- TASK SET:
[a] Using the ammunition supply text below, decide for each statement whether it agrees with the text. Answer yes or no, and quote the deciding words. (i) Some calibers, such as 6.5 PRC, remain on backorder. (ii) Manufacturers are producing more than normal. (iii) The Korth Group is based in Ontario.
[b] Answer these questions from the ammunition supply text below:
(i) Which brand of ammunition does the Korth Group import?
(ii) Through which levels does ammunition ship on its way through the sales channels?
(iii) Which raw materials does Wes Winkel name as being in short supply?

- GIVEN TEXT:
┌──

This hunting season, ammunition availability should improve but could still be limited due to consumer demand and the impact of COVID-19.
Demand remains up
Adam Patterson, marketing manager for the Alberta-based Korth Group, which imports Hornady ammunition, said some calibres, such as 6.5 PRC remain on backorder, but overall, the situation is a little brighter.
“Ammo supply is slightly improving for many brands,” he said. “Ammo and components are shipping through the sales channels from manufacturer to distributor to dealer. However, consumer demand is such that minimal inventory is sitting on shelves at the dealer and distributor level.”
Raw material shortages
Wes Winkel, president of the Canadian Sporting Arms and Ammunition Association, said the situation with the ammunition shortage fell “somewhere between economic disaster and catastrophic.” He said COVID-driven shortages of raw materials such as lead, copper, and glycerine are making it difficult for manufacturers. Although the manufacturers are running full out, production is still often not as high as normal due to social distancing. On top of that, the increase in new gun owners is adding pressure. Winkel said panic buying in Canada is making the problem worse.

└──

- Page layout parsing data:
┌──

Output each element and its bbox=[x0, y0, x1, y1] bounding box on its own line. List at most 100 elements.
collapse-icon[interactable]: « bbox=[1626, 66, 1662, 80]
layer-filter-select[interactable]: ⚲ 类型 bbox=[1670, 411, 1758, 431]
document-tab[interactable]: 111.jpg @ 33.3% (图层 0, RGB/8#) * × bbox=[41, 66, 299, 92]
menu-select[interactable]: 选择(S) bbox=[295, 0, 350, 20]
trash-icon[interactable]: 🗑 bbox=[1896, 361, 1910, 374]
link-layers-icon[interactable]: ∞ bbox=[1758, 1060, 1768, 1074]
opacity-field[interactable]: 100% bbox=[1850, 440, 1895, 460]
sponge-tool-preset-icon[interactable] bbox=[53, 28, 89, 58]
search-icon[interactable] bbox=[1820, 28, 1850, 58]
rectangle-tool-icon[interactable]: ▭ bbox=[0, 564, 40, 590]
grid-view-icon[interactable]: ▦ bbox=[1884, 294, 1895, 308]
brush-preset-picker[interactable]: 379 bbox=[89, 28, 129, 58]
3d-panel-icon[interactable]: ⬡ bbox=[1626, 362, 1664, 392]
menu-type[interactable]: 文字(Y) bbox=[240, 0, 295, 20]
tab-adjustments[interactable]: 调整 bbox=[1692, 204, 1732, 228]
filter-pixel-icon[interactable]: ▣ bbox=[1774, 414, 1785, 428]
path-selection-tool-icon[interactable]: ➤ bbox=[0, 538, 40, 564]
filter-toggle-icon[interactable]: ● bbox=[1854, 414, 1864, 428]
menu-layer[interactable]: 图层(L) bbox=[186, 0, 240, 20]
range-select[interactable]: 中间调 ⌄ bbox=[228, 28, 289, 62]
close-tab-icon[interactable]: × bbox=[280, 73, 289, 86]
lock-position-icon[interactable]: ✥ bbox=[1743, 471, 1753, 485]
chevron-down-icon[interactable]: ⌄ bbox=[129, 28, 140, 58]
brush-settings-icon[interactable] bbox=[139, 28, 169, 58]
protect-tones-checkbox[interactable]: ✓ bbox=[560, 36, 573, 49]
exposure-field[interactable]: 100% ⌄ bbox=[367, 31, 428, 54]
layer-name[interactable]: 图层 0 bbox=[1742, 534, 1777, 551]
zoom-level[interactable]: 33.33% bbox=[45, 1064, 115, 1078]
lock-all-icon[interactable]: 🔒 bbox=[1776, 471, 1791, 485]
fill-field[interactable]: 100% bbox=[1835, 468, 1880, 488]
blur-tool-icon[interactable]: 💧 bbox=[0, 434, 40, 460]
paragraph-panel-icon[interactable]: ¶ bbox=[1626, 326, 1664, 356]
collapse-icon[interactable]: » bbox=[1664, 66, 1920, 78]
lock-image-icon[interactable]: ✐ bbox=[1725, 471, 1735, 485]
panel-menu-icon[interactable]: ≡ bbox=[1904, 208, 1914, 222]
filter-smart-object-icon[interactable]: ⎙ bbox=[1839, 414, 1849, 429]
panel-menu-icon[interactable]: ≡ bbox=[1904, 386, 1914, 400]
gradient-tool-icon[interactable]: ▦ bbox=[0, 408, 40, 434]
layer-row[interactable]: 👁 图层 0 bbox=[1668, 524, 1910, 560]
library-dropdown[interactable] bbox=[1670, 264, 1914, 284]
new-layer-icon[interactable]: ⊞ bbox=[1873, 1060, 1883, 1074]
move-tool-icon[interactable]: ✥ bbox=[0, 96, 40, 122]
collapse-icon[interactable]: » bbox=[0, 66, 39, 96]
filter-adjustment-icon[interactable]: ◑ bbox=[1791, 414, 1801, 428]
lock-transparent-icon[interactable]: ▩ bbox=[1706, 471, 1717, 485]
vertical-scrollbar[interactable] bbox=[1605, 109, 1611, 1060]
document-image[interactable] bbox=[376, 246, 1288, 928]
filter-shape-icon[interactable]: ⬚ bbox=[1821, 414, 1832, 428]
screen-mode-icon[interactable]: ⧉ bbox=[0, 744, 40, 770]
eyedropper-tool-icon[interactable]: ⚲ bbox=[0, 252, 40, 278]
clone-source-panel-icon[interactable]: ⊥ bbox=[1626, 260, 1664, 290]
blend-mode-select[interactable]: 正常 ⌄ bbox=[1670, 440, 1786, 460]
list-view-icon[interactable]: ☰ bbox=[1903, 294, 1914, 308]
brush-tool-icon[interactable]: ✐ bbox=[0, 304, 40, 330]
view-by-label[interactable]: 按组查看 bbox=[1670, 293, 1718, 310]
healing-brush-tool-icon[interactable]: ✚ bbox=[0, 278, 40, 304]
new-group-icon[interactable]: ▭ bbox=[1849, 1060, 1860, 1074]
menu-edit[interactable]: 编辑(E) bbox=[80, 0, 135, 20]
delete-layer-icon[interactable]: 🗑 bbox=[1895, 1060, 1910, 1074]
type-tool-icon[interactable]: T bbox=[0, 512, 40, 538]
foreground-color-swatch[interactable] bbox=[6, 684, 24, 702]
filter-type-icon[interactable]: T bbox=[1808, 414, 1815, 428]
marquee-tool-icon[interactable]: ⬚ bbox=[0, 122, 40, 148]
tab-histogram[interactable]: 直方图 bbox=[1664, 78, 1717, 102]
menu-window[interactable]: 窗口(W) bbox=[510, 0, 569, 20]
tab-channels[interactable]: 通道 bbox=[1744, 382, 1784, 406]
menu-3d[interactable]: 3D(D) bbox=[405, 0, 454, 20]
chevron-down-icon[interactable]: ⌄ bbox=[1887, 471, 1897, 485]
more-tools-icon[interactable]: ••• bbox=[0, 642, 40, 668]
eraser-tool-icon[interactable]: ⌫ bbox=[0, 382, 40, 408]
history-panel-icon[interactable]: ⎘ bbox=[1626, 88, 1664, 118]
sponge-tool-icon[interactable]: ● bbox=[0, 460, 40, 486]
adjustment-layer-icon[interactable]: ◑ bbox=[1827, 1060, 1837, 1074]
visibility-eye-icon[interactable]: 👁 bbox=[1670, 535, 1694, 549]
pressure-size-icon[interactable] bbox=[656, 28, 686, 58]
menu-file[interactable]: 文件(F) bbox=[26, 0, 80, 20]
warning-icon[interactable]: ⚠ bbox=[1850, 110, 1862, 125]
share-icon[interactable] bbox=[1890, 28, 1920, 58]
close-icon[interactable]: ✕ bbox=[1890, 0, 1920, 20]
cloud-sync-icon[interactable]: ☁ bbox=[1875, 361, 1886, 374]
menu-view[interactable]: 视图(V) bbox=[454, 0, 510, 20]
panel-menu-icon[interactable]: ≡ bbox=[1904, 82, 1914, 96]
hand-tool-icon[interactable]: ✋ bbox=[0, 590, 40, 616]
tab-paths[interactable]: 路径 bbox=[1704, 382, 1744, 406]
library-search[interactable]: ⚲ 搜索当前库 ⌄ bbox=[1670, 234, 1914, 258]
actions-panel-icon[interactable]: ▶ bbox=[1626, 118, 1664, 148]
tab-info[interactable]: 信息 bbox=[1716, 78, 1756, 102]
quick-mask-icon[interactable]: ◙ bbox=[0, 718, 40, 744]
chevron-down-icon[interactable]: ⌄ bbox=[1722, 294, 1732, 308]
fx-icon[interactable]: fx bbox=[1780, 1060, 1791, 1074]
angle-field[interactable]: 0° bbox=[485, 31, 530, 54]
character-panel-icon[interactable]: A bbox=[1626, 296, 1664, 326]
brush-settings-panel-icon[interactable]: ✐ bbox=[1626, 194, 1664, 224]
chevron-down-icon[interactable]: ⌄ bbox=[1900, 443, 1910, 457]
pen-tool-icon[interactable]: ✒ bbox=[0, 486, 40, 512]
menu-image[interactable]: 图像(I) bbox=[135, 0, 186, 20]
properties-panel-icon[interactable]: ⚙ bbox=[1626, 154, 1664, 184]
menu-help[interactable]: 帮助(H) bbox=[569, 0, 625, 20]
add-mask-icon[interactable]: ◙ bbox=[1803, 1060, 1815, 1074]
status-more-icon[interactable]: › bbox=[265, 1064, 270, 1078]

└──

- SOLUTIONS BY TASK:
[a]
(i) Yes: "some calibres, such as 6.5 PRC remain on backorder"
(ii) No: "production is still often not as high as normal due to social distancing"
(iii) No: "the Alberta-based Korth Group"

[b]
(i) Hornady
(ii) From manufacturer to distributor to dealer
(iii) Lead, copper, and glycerine